(Records excerpted from a collection)
------

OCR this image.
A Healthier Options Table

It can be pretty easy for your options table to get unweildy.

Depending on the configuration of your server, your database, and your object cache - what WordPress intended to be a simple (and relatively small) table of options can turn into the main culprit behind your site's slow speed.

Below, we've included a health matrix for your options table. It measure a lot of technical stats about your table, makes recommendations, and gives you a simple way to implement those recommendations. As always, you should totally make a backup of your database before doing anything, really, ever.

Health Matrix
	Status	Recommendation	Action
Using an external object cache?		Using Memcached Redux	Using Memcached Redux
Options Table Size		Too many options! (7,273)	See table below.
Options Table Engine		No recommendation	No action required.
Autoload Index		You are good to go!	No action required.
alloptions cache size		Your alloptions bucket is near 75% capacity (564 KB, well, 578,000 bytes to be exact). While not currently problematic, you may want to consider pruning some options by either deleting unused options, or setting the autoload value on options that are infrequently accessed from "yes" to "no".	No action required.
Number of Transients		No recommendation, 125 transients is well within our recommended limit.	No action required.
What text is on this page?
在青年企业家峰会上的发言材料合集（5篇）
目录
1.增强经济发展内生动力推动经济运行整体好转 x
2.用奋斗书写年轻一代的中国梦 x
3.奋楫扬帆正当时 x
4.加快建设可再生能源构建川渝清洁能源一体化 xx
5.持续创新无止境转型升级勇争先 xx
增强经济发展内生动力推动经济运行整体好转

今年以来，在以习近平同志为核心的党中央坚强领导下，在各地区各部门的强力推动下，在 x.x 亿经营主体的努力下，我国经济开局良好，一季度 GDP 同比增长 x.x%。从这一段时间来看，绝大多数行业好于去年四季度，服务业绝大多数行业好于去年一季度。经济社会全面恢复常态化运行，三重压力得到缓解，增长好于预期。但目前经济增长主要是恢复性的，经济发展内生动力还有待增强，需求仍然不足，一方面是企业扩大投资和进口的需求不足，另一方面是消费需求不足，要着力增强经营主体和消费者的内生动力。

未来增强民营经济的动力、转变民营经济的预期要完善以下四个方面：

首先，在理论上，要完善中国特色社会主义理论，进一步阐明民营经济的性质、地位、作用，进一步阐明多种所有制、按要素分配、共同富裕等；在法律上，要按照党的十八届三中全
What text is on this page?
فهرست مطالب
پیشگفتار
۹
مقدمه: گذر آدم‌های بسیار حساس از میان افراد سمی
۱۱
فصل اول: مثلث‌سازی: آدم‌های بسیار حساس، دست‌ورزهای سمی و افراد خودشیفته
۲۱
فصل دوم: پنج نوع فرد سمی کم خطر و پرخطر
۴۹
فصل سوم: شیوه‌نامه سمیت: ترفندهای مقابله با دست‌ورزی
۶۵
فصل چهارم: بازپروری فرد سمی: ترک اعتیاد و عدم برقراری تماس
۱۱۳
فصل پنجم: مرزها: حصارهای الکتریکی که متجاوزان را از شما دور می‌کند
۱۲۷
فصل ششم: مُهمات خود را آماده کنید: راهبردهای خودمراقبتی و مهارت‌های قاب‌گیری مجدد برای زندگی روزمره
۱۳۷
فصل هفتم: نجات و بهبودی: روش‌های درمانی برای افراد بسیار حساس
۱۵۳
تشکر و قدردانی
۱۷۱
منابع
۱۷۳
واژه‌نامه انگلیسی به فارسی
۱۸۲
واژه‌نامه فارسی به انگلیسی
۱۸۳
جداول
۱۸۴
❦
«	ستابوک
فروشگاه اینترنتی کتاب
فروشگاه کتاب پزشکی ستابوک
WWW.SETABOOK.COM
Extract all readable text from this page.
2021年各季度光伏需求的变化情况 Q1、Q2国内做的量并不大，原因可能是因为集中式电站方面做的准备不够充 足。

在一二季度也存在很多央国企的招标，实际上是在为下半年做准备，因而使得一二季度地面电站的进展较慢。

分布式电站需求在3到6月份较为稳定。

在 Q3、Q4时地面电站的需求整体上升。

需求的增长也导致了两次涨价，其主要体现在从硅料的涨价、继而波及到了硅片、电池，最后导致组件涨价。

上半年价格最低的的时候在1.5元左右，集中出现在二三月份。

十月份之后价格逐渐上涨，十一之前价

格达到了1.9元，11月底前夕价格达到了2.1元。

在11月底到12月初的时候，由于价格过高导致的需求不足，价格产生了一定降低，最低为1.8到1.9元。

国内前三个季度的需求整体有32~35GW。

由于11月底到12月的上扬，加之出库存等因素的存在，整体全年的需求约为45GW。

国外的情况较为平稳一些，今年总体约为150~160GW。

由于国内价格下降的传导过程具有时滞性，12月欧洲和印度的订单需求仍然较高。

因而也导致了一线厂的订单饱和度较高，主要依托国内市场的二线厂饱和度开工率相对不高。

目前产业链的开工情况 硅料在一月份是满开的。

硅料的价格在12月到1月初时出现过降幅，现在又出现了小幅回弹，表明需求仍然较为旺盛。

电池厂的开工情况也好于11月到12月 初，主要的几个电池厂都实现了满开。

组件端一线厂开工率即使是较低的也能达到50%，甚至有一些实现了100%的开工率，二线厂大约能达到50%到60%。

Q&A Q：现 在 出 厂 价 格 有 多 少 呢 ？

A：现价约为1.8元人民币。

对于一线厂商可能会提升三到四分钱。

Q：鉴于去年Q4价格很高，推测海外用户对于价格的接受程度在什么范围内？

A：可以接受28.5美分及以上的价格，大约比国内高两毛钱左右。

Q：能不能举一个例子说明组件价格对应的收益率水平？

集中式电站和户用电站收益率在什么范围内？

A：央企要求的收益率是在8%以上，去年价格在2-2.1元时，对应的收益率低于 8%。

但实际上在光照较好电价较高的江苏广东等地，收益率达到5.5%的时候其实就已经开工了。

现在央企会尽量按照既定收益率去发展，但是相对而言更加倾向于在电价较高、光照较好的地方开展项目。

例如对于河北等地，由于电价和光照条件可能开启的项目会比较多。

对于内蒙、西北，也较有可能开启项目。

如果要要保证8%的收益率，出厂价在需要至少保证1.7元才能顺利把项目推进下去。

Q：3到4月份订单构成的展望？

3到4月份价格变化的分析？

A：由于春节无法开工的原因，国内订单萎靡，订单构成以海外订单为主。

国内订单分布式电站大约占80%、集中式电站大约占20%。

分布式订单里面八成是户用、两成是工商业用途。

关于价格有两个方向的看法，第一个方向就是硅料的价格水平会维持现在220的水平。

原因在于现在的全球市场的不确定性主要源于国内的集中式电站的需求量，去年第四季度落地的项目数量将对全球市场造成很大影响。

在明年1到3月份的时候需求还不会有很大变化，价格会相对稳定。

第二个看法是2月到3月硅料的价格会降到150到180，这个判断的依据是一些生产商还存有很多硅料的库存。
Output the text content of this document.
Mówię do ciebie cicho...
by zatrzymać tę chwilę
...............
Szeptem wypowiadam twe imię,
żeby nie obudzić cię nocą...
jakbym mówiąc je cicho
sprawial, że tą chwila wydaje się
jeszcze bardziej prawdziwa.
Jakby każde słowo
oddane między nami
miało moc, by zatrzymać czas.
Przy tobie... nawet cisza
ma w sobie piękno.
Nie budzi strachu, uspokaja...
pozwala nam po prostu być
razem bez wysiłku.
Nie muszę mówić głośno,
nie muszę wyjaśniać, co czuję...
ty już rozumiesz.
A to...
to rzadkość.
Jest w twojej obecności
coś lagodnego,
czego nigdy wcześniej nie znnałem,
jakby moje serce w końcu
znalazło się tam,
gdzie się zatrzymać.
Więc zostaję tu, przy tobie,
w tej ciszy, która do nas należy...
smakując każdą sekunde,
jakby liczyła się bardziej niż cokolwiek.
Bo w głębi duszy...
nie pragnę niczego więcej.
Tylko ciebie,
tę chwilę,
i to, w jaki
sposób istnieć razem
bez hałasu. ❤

------

#### EXERCISE BRIEF:
Using the listing above, locate the lines that hold "بسیار" and copy each one.

#### FINISHED TASK:
مقدمه: گذر آدم‌های بسیار حساس از میان افراد سمی
فصل اول: مثلث‌سازی: آدم‌های بسیار حساس، دست‌ورزهای سمی و افراد خودشیفته
فصل هفتم: نجات و بهبودی: روش‌های درمانی برای افراد بسیار حساس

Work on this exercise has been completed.